_DATA EXTRACT_.
╔══

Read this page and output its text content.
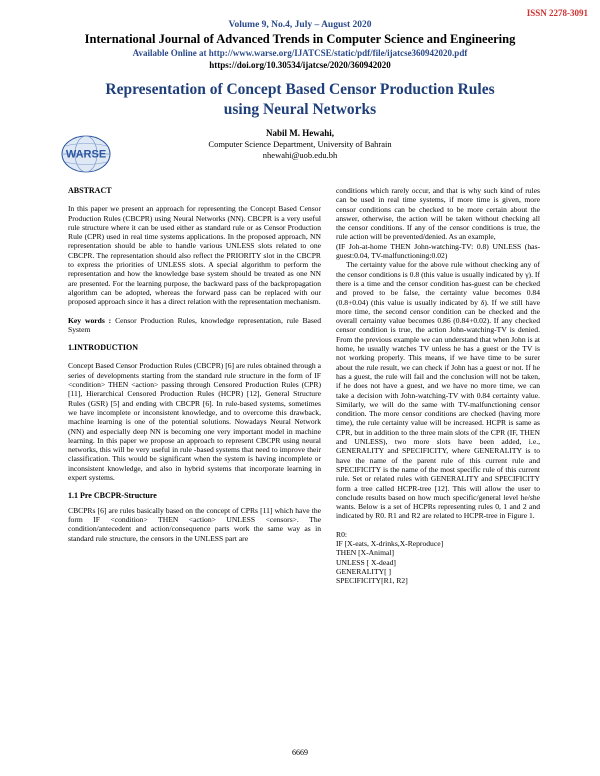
ISSN 2278-3091
Volume 9, No.4, July – August 2020
International Journal of Advanced Trends in Computer Science and Engineering
Available Online at http://www.warse.org/IJATCSE/static/pdf/file/ijatcse360942020.pdf
https://doi.org/10.30534/ijatcse/2020/360942020
Representation of Concept Based Censor Production Rules
using Neural Networks
WARSE
Nabil M. Hewahi,
Computer Science Department, University of Bahrain
nhewahi@uob.edu.bh

ABSTRACT

In this paper we present an approach for representing the Concept Based Censor Production Rules (CBCPR) using Neural Networks (NN). CBCPR is a very useful rule structure where it can be used either as standard rule or as Censor Production Rule (CPR) used in real time systems applications. In the proposed approach, NN representation should be able to handle various UNLESS slots related to one CBCPR. The representation should also reflect the PRIORITY slot in the CBCPR to express the priorities of UNLESS slots. A special algorithm to perform the representation and how the knowledge base system should be treated as one NN are presented. For the learning purpose, the backward pass of the backpropagation algorithm can be adopted, whereas the forward pass can be replaced with our proposed approach since it has a direct relation with the representation mechanism.

Key words : Censor Production Rules, knowledge representation, rule Based System

1.INTRODUCTION

Concept Based Censor Production Rules (CBCPR) [6] are rules obtained through a series of developments starting from the standard rule structure in the form of IF <condition> THEN <action> passing through Censored Production Rules (CPR) [11], Hierarchical Censored Production Rules (HCPR) [12], General Structure Rules (GSR) [5] and ending with CBCPR [6]. In rule-based systems, sometimes we have incomplete or inconsistent knowledge, and to overcome this drawback, machine learning is one of the potential solutions. Nowadays Neural Network (NN) and especially deep NN is becoming one very important model in machine learning. In this paper we propose an approach to represent CBCPR using neural networks, this will be very useful in rule -based systems that need to improve their classification. This would be significant when the system is having incomplete or inconsistent knowledge, and also in hybrid systems that incorporate learning in expert systems.

1.1 Pre CBCPR-Structure

CBCPRs [6] are rules basically based on the concept of CPRs [11] which have the form IF <condition> THEN <action> UNLESS <censors>. The condition/antecedent and action/consequence parts work the same way as in standard rule structure, the censors in the UNLESS part are

conditions which rarely occur, and that is why such kind of rules can be used in real time systems, if more time is given, more censor conditions can be checked to be more certain about the answer, otherwise, the action will be taken without checking all the censor conditions. If any of the censor conditions is true, the rule action will be prevented/denied. As an example,

(IF Joh-at-home THEN John-watching-TV: 0.8) UNLESS (has-guest:0.04, TV-malfunctioning:0.02)

The certainty value for the above rule without checking any of the censor conditions is 0.8 (this value is usually indicated by γ). If there is a time and the censor condition has-guest can be checked and proved to be false, the certainty value becomes 0.84 (0.8+0.04) (this value is usually indicated by δ). If we still have more time, the second censor condition can be checked and the overall certainty value becomes 0.86 (0.84+0.02). If any checked censor condition is true, the action John-watching-TV is denied. From the previous example we can understand that when John is at home, he usually watches TV unless he has a guest or the TV is not working properly. This means, if we have time to be surer about the rule result, we can check if John has a guest or not. If he has a guest, the rule will fail and the conclusion will not be taken, if he does not have a guest, and we have no more time, we can take a decision with John-watching-TV with 0.84 certainty value. Similarly, we will do the same with TV-malfunctioning censor condition. The more censor conditions are checked (having more time), the rule certainty value will be increased. HCPR is same as CPR, but in addition to the three main slots of the CPR (IF, THEN and UNLESS), two more slots have been added, i.e., GENERALITY and SPECIFICITY, where GENERALITY is to have the name of the parent rule of this current rule and SPECIFICITY is the name of the most specific rule of this current rule. Set or related rules with GENERALITY and SPECIFICITY form a tree called HCPR-tree [12]. This will allow the user to conclude results based on how much specific/general level he/she wants. Below is a set of HCPRs representing rules 0, 1 and 2 and indicated by R0. R1 and R2 are related to HCPR-tree in Figure 1.

R0:

IF [X-eats, X-drinks,X-Reproduce]

THEN [X-Animal]

UNLESS [ X-dead]

GENERALITY[ ]

SPECIFICITY[R1, R2]

6669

╚══

_THE REQUEST_. Without including any pictures, print each record exactly.

_COMPLETE RESPONSE_.
Read this page and output its text content.
ISSN 2278-3091
Volume 9, No.4, July – August 2020
International Journal of Advanced Trends in Computer Science and Engineering
Available Online at http://www.warse.org/IJATCSE/static/pdf/file/ijatcse360942020.pdf
https://doi.org/10.30534/ijatcse/2020/360942020
Representation of Concept Based Censor Production Rules
using Neural Networks
WARSE
Nabil M. Hewahi,
Computer Science Department, University of Bahrain
nhewahi@uob.edu.bh

ABSTRACT

In this paper we present an approach for representing the Concept Based Censor Production Rules (CBCPR) using Neural Networks (NN). CBCPR is a very useful rule structure where it can be used either as standard rule or as Censor Production Rule (CPR) used in real time systems applications. In the proposed approach, NN representation should be able to handle various UNLESS slots related to one CBCPR. The representation should also reflect the PRIORITY slot in the CBCPR to express the priorities of UNLESS slots. A special algorithm to perform the representation and how the knowledge base system should be treated as one NN are presented. For the learning purpose, the backward pass of the backpropagation algorithm can be adopted, whereas the forward pass can be replaced with our proposed approach since it has a direct relation with the representation mechanism.

Key words : Censor Production Rules, knowledge representation, rule Based System

1.INTRODUCTION

Concept Based Censor Production Rules (CBCPR) [6] are rules obtained through a series of developments starting from the standard rule structure in the form of IF <condition> THEN <action> passing through Censored Production Rules (CPR) [11], Hierarchical Censored Production Rules (HCPR) [12], General Structure Rules (GSR) [5] and ending with CBCPR [6]. In rule-based systems, sometimes we have incomplete or inconsistent knowledge, and to overcome this drawback, machine learning is one of the potential solutions. Nowadays Neural Network (NN) and especially deep NN is becoming one very important model in machine learning. In this paper we propose an approach to represent CBCPR using neural networks, this will be very useful in rule -based systems that need to improve their classification. This would be significant when the system is having incomplete or inconsistent knowledge, and also in hybrid systems that incorporate learning in expert systems.

1.1 Pre CBCPR-Structure

CBCPRs [6] are rules basically based on the concept of CPRs [11] which have the form IF <condition> THEN <action> UNLESS <censors>. The condition/antecedent and action/consequence parts work the same way as in standard rule structure, the censors in the UNLESS part are

conditions which rarely occur, and that is why such kind of rules can be used in real time systems, if more time is given, more censor conditions can be checked to be more certain about the answer, otherwise, the action will be taken without checking all the censor conditions. If any of the censor conditions is true, the rule action will be prevented/denied. As an example,

(IF Joh-at-home THEN John-watching-TV: 0.8) UNLESS (has-guest:0.04, TV-malfunctioning:0.02)

The certainty value for the above rule without checking any of the censor conditions is 0.8 (this value is usually indicated by γ). If there is a time and the censor condition has-guest can be checked and proved to be false, the certainty value becomes 0.84 (0.8+0.04) (this value is usually indicated by δ). If we still have more time, the second censor condition can be checked and the overall certainty value becomes 0.86 (0.84+0.02). If any checked censor condition is true, the action John-watching-TV is denied. From the previous example we can understand that when John is at home, he usually watches TV unless he has a guest or the TV is not working properly. This means, if we have time to be surer about the rule result, we can check if John has a guest or not. If he has a guest, the rule will fail and the conclusion will not be taken, if he does not have a guest, and we have no more time, we can take a decision with John-watching-TV with 0.84 certainty value. Similarly, we will do the same with TV-malfunctioning censor condition. The more censor conditions are checked (having more time), the rule certainty value will be increased. HCPR is same as CPR, but in addition to the three main slots of the CPR (IF, THEN and UNLESS), two more slots have been added, i.e., GENERALITY and SPECIFICITY, where GENERALITY is to have the name of the parent rule of this current rule and SPECIFICITY is the name of the most specific rule of this current rule. Set or related rules with GENERALITY and SPECIFICITY form a tree called HCPR-tree [12]. This will allow the user to conclude results based on how much specific/general level he/she wants. Below is a set of HCPRs representing rules 0, 1 and 2 and indicated by R0. R1 and R2 are related to HCPR-tree in Figure 1.

R0:

IF [X-eats, X-drinks,X-Reproduce]

THEN [X-Animal]

UNLESS [ X-dead]

GENERALITY[ ]

SPECIFICITY[R1, R2]

6669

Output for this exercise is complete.